Count how many lines include "icon" and answer with that number only.

..........

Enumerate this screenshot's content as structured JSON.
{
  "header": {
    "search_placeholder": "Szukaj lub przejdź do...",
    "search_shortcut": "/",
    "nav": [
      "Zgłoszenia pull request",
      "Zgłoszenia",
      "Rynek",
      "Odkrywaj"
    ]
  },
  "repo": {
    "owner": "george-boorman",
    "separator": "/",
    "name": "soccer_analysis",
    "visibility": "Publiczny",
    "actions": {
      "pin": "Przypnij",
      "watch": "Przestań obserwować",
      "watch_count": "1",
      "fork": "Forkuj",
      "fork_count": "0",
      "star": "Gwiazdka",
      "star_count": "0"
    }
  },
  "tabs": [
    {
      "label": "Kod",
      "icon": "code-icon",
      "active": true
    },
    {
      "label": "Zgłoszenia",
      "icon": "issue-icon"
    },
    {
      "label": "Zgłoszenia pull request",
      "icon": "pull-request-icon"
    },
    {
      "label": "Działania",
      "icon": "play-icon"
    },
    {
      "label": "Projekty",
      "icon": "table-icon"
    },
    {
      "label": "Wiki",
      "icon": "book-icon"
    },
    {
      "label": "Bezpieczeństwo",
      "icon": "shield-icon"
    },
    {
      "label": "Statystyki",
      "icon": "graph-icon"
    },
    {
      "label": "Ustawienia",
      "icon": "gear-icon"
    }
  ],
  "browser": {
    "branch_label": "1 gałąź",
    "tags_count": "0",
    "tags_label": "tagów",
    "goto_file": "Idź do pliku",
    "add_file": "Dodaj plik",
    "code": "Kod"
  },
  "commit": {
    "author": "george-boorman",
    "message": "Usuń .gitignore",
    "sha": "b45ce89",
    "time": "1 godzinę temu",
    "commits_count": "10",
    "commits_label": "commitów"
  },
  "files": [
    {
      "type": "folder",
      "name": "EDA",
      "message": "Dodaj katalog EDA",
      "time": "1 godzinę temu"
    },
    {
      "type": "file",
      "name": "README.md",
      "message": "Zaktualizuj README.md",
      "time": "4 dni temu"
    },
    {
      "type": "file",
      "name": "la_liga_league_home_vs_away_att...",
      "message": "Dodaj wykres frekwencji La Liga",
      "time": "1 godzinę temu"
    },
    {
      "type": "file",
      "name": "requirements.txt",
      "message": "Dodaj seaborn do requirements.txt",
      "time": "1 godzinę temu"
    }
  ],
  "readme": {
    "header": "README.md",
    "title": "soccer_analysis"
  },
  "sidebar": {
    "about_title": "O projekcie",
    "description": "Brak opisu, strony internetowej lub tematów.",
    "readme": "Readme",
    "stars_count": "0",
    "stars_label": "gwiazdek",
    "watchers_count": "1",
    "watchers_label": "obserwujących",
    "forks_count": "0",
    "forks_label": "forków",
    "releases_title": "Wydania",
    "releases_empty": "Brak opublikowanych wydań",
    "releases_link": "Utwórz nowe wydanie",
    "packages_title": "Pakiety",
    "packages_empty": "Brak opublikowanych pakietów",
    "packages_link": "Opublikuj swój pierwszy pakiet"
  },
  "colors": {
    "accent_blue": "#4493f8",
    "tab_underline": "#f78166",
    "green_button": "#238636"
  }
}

..........

## SOLUTION TO THE PROBLEM:
9